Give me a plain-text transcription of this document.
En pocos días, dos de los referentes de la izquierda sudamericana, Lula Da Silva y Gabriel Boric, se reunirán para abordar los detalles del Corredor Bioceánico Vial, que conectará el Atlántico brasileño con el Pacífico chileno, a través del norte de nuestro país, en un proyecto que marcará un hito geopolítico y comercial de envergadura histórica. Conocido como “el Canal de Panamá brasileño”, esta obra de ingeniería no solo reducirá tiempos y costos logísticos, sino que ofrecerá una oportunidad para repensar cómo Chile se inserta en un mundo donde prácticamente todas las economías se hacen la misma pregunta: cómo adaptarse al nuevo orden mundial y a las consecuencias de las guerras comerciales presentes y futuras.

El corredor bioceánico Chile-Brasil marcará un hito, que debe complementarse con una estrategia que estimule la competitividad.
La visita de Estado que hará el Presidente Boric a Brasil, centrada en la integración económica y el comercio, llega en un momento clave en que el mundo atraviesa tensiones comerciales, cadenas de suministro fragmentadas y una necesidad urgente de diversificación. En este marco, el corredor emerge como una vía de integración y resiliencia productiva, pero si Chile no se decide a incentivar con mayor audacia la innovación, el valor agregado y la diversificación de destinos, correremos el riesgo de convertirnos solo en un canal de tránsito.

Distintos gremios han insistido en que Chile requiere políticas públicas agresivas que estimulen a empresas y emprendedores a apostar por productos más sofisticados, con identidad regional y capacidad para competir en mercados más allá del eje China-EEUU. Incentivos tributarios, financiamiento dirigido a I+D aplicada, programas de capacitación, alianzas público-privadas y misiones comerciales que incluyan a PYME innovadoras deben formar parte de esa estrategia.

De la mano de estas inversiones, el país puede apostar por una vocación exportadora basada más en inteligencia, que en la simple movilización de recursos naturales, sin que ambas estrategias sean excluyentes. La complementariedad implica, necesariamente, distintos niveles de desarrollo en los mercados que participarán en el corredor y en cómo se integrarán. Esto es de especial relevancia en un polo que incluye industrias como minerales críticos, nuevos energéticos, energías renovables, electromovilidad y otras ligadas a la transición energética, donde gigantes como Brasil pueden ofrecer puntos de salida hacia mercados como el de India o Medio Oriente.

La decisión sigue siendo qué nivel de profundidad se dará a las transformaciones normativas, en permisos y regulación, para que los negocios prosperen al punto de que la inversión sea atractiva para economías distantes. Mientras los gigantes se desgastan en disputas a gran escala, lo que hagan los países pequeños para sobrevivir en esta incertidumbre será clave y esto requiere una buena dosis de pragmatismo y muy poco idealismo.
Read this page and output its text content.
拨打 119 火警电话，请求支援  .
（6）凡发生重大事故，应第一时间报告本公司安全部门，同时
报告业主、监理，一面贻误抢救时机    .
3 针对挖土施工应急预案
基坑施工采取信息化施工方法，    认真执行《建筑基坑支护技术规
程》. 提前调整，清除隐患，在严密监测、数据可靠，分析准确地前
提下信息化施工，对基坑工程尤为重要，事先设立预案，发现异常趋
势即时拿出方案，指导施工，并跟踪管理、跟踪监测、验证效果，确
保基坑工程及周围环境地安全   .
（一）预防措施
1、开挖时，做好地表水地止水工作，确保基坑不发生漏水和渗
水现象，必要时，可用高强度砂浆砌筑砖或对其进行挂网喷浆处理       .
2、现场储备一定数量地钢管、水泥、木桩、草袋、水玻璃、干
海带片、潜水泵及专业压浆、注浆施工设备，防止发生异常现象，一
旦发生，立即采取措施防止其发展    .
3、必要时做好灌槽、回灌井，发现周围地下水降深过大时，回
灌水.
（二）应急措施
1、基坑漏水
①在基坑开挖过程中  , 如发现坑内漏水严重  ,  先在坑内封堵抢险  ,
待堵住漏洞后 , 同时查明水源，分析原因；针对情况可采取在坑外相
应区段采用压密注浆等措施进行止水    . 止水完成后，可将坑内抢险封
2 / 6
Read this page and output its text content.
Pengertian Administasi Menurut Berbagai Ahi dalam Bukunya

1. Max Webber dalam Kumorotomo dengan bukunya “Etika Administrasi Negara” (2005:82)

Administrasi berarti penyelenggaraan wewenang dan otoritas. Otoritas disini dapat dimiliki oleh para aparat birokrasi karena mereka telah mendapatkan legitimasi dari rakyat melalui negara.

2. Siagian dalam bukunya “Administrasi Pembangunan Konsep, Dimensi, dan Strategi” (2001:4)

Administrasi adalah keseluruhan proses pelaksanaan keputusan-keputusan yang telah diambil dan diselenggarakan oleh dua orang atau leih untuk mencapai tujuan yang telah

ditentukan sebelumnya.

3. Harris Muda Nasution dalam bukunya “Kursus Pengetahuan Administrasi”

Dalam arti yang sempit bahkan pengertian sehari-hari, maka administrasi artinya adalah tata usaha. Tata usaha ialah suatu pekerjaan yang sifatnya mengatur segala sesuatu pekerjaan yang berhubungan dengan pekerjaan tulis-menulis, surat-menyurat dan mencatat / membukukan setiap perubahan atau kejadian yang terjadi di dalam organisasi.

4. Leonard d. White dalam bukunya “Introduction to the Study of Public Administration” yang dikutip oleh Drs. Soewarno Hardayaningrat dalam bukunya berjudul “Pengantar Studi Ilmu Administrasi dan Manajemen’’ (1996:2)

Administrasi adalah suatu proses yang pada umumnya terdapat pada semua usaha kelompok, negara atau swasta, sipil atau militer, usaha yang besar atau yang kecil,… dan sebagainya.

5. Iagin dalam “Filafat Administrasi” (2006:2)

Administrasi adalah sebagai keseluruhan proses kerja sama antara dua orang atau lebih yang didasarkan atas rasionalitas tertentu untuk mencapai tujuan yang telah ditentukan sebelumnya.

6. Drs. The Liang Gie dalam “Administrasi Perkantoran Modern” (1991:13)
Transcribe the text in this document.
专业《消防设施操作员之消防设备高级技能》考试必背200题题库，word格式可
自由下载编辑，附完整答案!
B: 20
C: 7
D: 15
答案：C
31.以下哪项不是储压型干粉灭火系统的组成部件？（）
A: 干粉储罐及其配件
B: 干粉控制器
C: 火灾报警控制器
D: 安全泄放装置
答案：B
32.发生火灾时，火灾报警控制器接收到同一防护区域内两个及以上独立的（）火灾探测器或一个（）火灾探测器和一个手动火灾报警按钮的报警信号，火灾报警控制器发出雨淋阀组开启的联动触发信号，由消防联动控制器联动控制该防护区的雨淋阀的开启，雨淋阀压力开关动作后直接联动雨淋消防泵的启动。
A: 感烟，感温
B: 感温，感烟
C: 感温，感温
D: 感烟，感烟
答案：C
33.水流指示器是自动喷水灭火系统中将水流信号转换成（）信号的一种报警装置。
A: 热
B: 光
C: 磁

......

Exercise description: Extract every entry in the listing word for word.

Output of the exercise:
Give me a plain-text transcription of this document.
En pocos días, dos de los referentes de la izquierda sudamericana, Lula Da Silva y Gabriel Boric, se reunirán para abordar los detalles del Corredor Bioceánico Vial, que conectará el Atlántico brasileño con el Pacífico chileno, a través del norte de nuestro país, en un proyecto que marcará un hito geopolítico y comercial de envergadura histórica. Conocido como “el Canal de Panamá brasileño”, esta obra de ingeniería no solo reducirá tiempos y costos logísticos, sino que ofrecerá una oportunidad para repensar cómo Chile se inserta en un mundo donde prácticamente todas las economías se hacen la misma pregunta: cómo adaptarse al nuevo orden mundial y a las consecuencias de las guerras comerciales presentes y futuras.

El corredor bioceánico Chile-Brasil marcará un hito, que debe complementarse con una estrategia que estimule la competitividad.
La visita de Estado que hará el Presidente Boric a Brasil, centrada en la integración económica y el comercio, llega en un momento clave en que el mundo atraviesa tensiones comerciales, cadenas de suministro fragmentadas y una necesidad urgente de diversificación. En este marco, el corredor emerge como una vía de integración y resiliencia productiva, pero si Chile no se decide a incentivar con mayor audacia la innovación, el valor agregado y la diversificación de destinos, correremos el riesgo de convertirnos solo en un canal de tránsito.

Distintos gremios han insistido en que Chile requiere políticas públicas agresivas que estimulen a empresas y emprendedores a apostar por productos más sofisticados, con identidad regional y capacidad para competir en mercados más allá del eje China-EEUU. Incentivos tributarios, financiamiento dirigido a I+D aplicada, programas de capacitación, alianzas público-privadas y misiones comerciales que incluyan a PYME innovadoras deben formar parte de esa estrategia.

De la mano de estas inversiones, el país puede apostar por una vocación exportadora basada más en inteligencia, que en la simple movilización de recursos naturales, sin que ambas estrategias sean excluyentes. La complementariedad implica, necesariamente, distintos niveles de desarrollo en los mercados que participarán en el corredor y en cómo se integrarán. Esto es de especial relevancia en un polo que incluye industrias como minerales críticos, nuevos energéticos, energías renovables, electromovilidad y otras ligadas a la transición energética, donde gigantes como Brasil pueden ofrecer puntos de salida hacia mercados como el de India o Medio Oriente.

La decisión sigue siendo qué nivel de profundidad se dará a las transformaciones normativas, en permisos y regulación, para que los negocios prosperen al punto de que la inversión sea atractiva para economías distantes. Mientras los gigantes se desgastan en disputas a gran escala, lo que hagan los países pequeños para sobrevivir en esta incertidumbre será clave y esto requiere una buena dosis de pragmatismo y muy poco idealismo.
Read this page and output its text content.
拨打 119 火警电话，请求支援  .
（6）凡发生重大事故，应第一时间报告本公司安全部门，同时
报告业主、监理，一面贻误抢救时机    .
3 针对挖土施工应急预案
基坑施工采取信息化施工方法，    认真执行《建筑基坑支护技术规
程》. 提前调整，清除隐患，在严密监测、数据可靠，分析准确地前
提下信息化施工，对基坑工程尤为重要，事先设立预案，发现异常趋
势即时拿出方案，指导施工，并跟踪管理、跟踪监测、验证效果，确
保基坑工程及周围环境地安全   .
（一）预防措施
1、开挖时，做好地表水地止水工作，确保基坑不发生漏水和渗
水现象，必要时，可用高强度砂浆砌筑砖或对其进行挂网喷浆处理       .
2、现场储备一定数量地钢管、水泥、木桩、草袋、水玻璃、干
海带片、潜水泵及专业压浆、注浆施工设备，防止发生异常现象，一
旦发生，立即采取措施防止其发展    .
3、必要时做好灌槽、回灌井，发现周围地下水降深过大时，回
灌水.
（二）应急措施
1、基坑漏水
①在基坑开挖过程中  , 如发现坑内漏水严重  ,  先在坑内封堵抢险  ,
待堵住漏洞后 , 同时查明水源，分析原因；针对情况可采取在坑外相
应区段采用压密注浆等措施进行止水    . 止水完成后，可将坑内抢险封
2 / 6
Read this page and output its text content.
Pengertian Administasi Menurut Berbagai Ahi dalam Bukunya

1. Max Webber dalam Kumorotomo dengan bukunya “Etika Administrasi Negara” (2005:82)

Administrasi berarti penyelenggaraan wewenang dan otoritas. Otoritas disini dapat dimiliki oleh para aparat birokrasi karena mereka telah mendapatkan legitimasi dari rakyat melalui negara.

2. Siagian dalam bukunya “Administrasi Pembangunan Konsep, Dimensi, dan Strategi” (2001:4)

Administrasi adalah keseluruhan proses pelaksanaan keputusan-keputusan yang telah diambil dan diselenggarakan oleh dua orang atau leih untuk mencapai tujuan yang telah

ditentukan sebelumnya.

3. Harris Muda Nasution dalam bukunya “Kursus Pengetahuan Administrasi”

Dalam arti yang sempit bahkan pengertian sehari-hari, maka administrasi artinya adalah tata usaha. Tata usaha ialah suatu pekerjaan yang sifatnya mengatur segala sesuatu pekerjaan yang berhubungan dengan pekerjaan tulis-menulis, surat-menyurat dan mencatat / membukukan setiap perubahan atau kejadian yang terjadi di dalam organisasi.

4. Leonard d. White dalam bukunya “Introduction to the Study of Public Administration” yang dikutip oleh Drs. Soewarno Hardayaningrat dalam bukunya berjudul “Pengantar Studi Ilmu Administrasi dan Manajemen’’ (1996:2)

Administrasi adalah suatu proses yang pada umumnya terdapat pada semua usaha kelompok, negara atau swasta, sipil atau militer, usaha yang besar atau yang kecil,… dan sebagainya.

5. Iagin dalam “Filafat Administrasi” (2006:2)

Administrasi adalah sebagai keseluruhan proses kerja sama antara dua orang atau lebih yang didasarkan atas rasionalitas tertentu untuk mencapai tujuan yang telah ditentukan sebelumnya.

6. Drs. The Liang Gie dalam “Administrasi Perkantoran Modern” (1991:13)
Transcribe the text in this document.
专业《消防设施操作员之消防设备高级技能》考试必背200题题库，word格式可
自由下载编辑，附完整答案!
B: 20
C: 7
D: 15
答案：C
31.以下哪项不是储压型干粉灭火系统的组成部件？（）
A: 干粉储罐及其配件
B: 干粉控制器
C: 火灾报警控制器
D: 安全泄放装置
答案：B
32.发生火灾时，火灾报警控制器接收到同一防护区域内两个及以上独立的（）火灾探测器或一个（）火灾探测器和一个手动火灾报警按钮的报警信号，火灾报警控制器发出雨淋阀组开启的联动触发信号，由消防联动控制器联动控制该防护区的雨淋阀的开启，雨淋阀压力开关动作后直接联动雨淋消防泵的启动。
A: 感烟，感温
B: 感温，感烟
C: 感温，感温
D: 感烟，感烟
答案：C
33.水流指示器是自动喷水灭火系统中将水流信号转换成（）信号的一种报警装置。
A: 热
B: 光
C: 磁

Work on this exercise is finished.